* What this task involves:
Each record needs to be transcribed word for word, though without its pictures.

*** Opening Source data ***

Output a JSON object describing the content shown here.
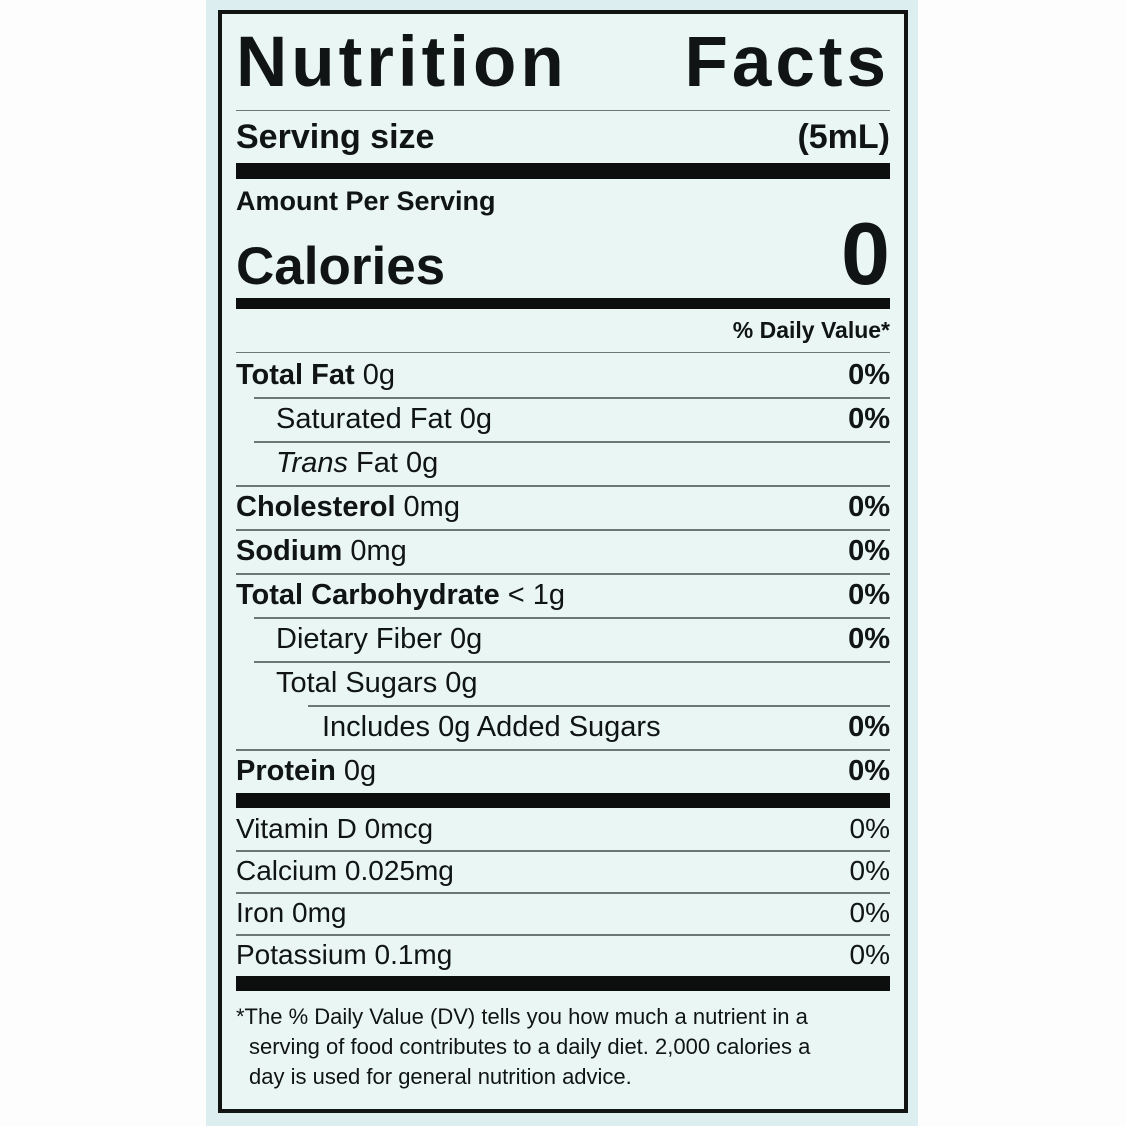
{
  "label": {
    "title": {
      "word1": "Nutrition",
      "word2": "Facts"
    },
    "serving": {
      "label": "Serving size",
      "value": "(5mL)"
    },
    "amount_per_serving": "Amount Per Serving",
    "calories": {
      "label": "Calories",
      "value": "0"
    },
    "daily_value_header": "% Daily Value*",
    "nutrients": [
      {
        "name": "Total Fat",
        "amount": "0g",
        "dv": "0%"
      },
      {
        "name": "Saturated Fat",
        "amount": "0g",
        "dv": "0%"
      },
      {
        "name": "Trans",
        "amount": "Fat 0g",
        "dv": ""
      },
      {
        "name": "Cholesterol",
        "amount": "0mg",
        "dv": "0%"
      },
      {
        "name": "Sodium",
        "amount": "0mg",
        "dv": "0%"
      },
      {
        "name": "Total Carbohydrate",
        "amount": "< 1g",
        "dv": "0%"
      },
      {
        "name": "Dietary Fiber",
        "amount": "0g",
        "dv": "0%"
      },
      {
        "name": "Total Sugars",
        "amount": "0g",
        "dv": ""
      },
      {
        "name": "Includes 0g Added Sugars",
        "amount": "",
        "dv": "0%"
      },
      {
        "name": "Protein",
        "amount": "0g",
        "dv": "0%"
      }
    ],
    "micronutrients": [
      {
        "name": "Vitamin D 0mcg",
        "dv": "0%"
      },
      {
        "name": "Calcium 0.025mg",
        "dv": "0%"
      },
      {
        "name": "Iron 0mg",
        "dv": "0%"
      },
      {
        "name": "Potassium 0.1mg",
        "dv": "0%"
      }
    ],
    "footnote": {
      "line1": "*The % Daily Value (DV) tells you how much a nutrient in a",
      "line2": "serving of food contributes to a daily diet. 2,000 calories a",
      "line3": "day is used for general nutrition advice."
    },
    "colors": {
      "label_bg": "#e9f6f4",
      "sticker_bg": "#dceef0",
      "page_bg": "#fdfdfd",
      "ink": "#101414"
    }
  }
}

*** Closing Source data ***

* Solution to this problem:
Output a JSON object describing the content shown here.
{
  "label": {
    "title": {
      "word1": "Nutrition",
      "word2": "Facts"
    },
    "serving": {
      "label": "Serving size",
      "value": "(5mL)"
    },
    "amount_per_serving": "Amount Per Serving",
    "calories": {
      "label": "Calories",
      "value": "0"
    },
    "daily_value_header": "% Daily Value*",
    "nutrients": [
      {
        "name": "Total Fat",
        "amount": "0g",
        "dv": "0%"
      },
      {
        "name": "Saturated Fat",
        "amount": "0g",
        "dv": "0%"
      },
      {
        "name": "Trans",
        "amount": "Fat 0g",
        "dv": ""
      },
      {
        "name": "Cholesterol",
        "amount": "0mg",
        "dv": "0%"
      },
      {
        "name": "Sodium",
        "amount": "0mg",
        "dv": "0%"
      },
      {
        "name": "Total Carbohydrate",
        "amount": "< 1g",
        "dv": "0%"
      },
      {
        "name": "Dietary Fiber",
        "amount": "0g",
        "dv": "0%"
      },
      {
        "name": "Total Sugars",
        "amount": "0g",
        "dv": ""
      },
      {
        "name": "Includes 0g Added Sugars",
        "amount": "",
        "dv": "0%"
      },
      {
        "name": "Protein",
        "amount": "0g",
        "dv": "0%"
      }
    ],
    "micronutrients": [
      {
        "name": "Vitamin D 0mcg",
        "dv": "0%"
      },
      {
        "name": "Calcium 0.025mg",
        "dv": "0%"
      },
      {
        "name": "Iron 0mg",
        "dv": "0%"
      },
      {
        "name": "Potassium 0.1mg",
        "dv": "0%"
      }
    ],
    "footnote": {
      "line1": "*The % Daily Value (DV) tells you how much a nutrient in a",
      "line2": "serving of food contributes to a daily diet. 2,000 calories a",
      "line3": "day is used for general nutrition advice."
    },
    "colors": {
      "label_bg": "#e9f6f4",
      "sticker_bg": "#dceef0",
      "page_bg": "#fdfdfd",
      "ink": "#101414"
    }
  }
}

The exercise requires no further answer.